• EXERCISE:
Write out every record in full, exactly as written, please.

━━━━━ MATERIAL TO PROCESS ━━━━━

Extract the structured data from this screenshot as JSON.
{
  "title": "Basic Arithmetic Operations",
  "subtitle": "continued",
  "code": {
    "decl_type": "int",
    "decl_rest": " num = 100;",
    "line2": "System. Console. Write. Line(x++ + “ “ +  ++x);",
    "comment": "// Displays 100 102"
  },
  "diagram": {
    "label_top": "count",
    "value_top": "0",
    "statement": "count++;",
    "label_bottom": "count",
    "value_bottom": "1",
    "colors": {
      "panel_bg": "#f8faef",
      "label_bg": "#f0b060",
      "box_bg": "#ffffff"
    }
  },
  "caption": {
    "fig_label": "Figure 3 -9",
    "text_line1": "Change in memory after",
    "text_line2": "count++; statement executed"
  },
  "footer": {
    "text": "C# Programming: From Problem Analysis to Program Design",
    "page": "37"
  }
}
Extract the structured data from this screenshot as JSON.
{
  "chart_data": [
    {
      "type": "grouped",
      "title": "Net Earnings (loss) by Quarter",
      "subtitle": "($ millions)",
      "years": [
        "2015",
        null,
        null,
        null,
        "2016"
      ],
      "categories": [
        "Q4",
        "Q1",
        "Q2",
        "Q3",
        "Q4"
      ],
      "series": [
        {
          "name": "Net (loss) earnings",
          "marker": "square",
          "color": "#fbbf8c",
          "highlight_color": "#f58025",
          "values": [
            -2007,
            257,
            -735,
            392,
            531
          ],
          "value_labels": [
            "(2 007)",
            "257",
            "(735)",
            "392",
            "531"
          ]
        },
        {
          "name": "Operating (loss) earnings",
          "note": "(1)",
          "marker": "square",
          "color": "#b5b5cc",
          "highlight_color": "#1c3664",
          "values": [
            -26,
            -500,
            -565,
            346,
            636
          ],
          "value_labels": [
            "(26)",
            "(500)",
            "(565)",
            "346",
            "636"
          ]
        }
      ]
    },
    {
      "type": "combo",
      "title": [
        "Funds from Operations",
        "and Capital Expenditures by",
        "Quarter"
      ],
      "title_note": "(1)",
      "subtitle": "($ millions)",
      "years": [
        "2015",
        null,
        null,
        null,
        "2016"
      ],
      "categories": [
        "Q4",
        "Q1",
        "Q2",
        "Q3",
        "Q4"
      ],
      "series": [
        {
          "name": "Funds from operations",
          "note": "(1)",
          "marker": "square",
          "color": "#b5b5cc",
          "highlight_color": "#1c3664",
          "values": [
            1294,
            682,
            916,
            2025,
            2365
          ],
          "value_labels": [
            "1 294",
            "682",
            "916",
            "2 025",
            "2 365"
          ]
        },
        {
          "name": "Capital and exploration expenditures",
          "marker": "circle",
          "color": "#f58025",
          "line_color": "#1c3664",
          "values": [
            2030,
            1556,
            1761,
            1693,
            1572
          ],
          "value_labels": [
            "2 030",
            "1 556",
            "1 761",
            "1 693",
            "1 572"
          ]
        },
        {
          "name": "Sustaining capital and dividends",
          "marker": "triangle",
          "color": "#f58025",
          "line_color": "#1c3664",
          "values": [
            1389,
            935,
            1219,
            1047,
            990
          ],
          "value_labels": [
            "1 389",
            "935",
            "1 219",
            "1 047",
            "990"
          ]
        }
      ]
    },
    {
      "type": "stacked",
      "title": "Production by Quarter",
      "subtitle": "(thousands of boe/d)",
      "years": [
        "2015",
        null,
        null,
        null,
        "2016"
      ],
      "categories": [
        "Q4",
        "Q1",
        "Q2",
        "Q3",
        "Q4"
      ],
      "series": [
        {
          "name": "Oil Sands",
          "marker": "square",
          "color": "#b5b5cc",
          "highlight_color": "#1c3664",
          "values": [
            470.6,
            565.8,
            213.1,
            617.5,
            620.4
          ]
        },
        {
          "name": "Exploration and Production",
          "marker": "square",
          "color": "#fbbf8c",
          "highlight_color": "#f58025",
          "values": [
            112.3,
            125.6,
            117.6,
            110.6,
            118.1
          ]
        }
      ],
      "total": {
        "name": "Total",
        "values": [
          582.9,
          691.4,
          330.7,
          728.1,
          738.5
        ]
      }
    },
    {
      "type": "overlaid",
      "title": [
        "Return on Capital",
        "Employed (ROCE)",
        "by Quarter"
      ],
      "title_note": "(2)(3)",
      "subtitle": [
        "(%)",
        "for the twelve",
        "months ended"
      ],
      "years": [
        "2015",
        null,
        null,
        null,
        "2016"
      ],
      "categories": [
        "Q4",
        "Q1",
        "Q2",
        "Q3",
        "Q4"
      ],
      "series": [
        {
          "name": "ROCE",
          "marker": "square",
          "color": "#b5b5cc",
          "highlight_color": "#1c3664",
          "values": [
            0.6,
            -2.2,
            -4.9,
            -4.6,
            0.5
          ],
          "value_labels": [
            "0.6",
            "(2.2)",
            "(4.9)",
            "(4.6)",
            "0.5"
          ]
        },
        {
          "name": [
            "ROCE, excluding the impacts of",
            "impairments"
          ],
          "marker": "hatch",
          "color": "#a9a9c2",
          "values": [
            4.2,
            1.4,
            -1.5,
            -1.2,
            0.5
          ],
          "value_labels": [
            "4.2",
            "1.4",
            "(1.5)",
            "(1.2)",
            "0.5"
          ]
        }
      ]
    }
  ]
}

━━━━━

• FINAL RESULT:
Extract the structured data from this screenshot as JSON.
{
  "title": "Basic Arithmetic Operations",
  "subtitle": "continued",
  "code": {
    "decl_type": "int",
    "decl_rest": " num = 100;",
    "line2": "System. Console. Write. Line(x++ + “ “ +  ++x);",
    "comment": "// Displays 100 102"
  },
  "diagram": {
    "label_top": "count",
    "value_top": "0",
    "statement": "count++;",
    "label_bottom": "count",
    "value_bottom": "1",
    "colors": {
      "panel_bg": "#f8faef",
      "label_bg": "#f0b060",
      "box_bg": "#ffffff"
    }
  },
  "caption": {
    "fig_label": "Figure 3 -9",
    "text_line1": "Change in memory after",
    "text_line2": "count++; statement executed"
  },
  "footer": {
    "text": "C# Programming: From Problem Analysis to Program Design",
    "page": "37"
  }
}
Extract the structured data from this screenshot as JSON.
{
  "chart_data": [
    {
      "type": "grouped",
      "title": "Net Earnings (loss) by Quarter",
      "subtitle": "($ millions)",
      "years": [
        "2015",
        null,
        null,
        null,
        "2016"
      ],
      "categories": [
        "Q4",
        "Q1",
        "Q2",
        "Q3",
        "Q4"
      ],
      "series": [
        {
          "name": "Net (loss) earnings",
          "marker": "square",
          "color": "#fbbf8c",
          "highlight_color": "#f58025",
          "values": [
            -2007,
            257,
            -735,
            392,
            531
          ],
          "value_labels": [
            "(2 007)",
            "257",
            "(735)",
            "392",
            "531"
          ]
        },
        {
          "name": "Operating (loss) earnings",
          "note": "(1)",
          "marker": "square",
          "color": "#b5b5cc",
          "highlight_color": "#1c3664",
          "values": [
            -26,
            -500,
            -565,
            346,
            636
          ],
          "value_labels": [
            "(26)",
            "(500)",
            "(565)",
            "346",
            "636"
          ]
        }
      ]
    },
    {
      "type": "combo",
      "title": [
        "Funds from Operations",
        "and Capital Expenditures by",
        "Quarter"
      ],
      "title_note": "(1)",
      "subtitle": "($ millions)",
      "years": [
        "2015",
        null,
        null,
        null,
        "2016"
      ],
      "categories": [
        "Q4",
        "Q1",
        "Q2",
        "Q3",
        "Q4"
      ],
      "series": [
        {
          "name": "Funds from operations",
          "note": "(1)",
          "marker": "square",
          "color": "#b5b5cc",
          "highlight_color": "#1c3664",
          "values": [
            1294,
            682,
            916,
            2025,
            2365
          ],
          "value_labels": [
            "1 294",
            "682",
            "916",
            "2 025",
            "2 365"
          ]
        },
        {
          "name": "Capital and exploration expenditures",
          "marker": "circle",
          "color": "#f58025",
          "line_color": "#1c3664",
          "values": [
            2030,
            1556,
            1761,
            1693,
            1572
          ],
          "value_labels": [
            "2 030",
            "1 556",
            "1 761",
            "1 693",
            "1 572"
          ]
        },
        {
          "name": "Sustaining capital and dividends",
          "marker": "triangle",
          "color": "#f58025",
          "line_color": "#1c3664",
          "values": [
            1389,
            935,
            1219,
            1047,
            990
          ],
          "value_labels": [
            "1 389",
            "935",
            "1 219",
            "1 047",
            "990"
          ]
        }
      ]
    },
    {
      "type": "stacked",
      "title": "Production by Quarter",
      "subtitle": "(thousands of boe/d)",
      "years": [
        "2015",
        null,
        null,
        null,
        "2016"
      ],
      "categories": [
        "Q4",
        "Q1",
        "Q2",
        "Q3",
        "Q4"
      ],
      "series": [
        {
          "name": "Oil Sands",
          "marker": "square",
          "color": "#b5b5cc",
          "highlight_color": "#1c3664",
          "values": [
            470.6,
            565.8,
            213.1,
            617.5,
            620.4
          ]
        },
        {
          "name": "Exploration and Production",
          "marker": "square",
          "color": "#fbbf8c",
          "highlight_color": "#f58025",
          "values": [
            112.3,
            125.6,
            117.6,
            110.6,
            118.1
          ]
        }
      ],
      "total": {
        "name": "Total",
        "values": [
          582.9,
          691.4,
          330.7,
          728.1,
          738.5
        ]
      }
    },
    {
      "type": "overlaid",
      "title": [
        "Return on Capital",
        "Employed (ROCE)",
        "by Quarter"
      ],
      "title_note": "(2)(3)",
      "subtitle": [
        "(%)",
        "for the twelve",
        "months ended"
      ],
      "years": [
        "2015",
        null,
        null,
        null,
        "2016"
      ],
      "categories": [
        "Q4",
        "Q1",
        "Q2",
        "Q3",
        "Q4"
      ],
      "series": [
        {
          "name": "ROCE",
          "marker": "square",
          "color": "#b5b5cc",
          "highlight_color": "#1c3664",
          "values": [
            0.6,
            -2.2,
            -4.9,
            -4.6,
            0.5
          ],
          "value_labels": [
            "0.6",
            "(2.2)",
            "(4.9)",
            "(4.6)",
            "0.5"
          ]
        },
        {
          "name": [
            "ROCE, excluding the impacts of",
            "impairments"
          ],
          "marker": "hatch",
          "color": "#a9a9c2",
          "values": [
            4.2,
            1.4,
            -1.5,
            -1.2,
            0.5
          ],
          "value_labels": [
            "4.2",
            "1.4",
            "(1.5)",
            "(1.2)",
            "0.5"
          ]
        }
      ]
    }
  ]
}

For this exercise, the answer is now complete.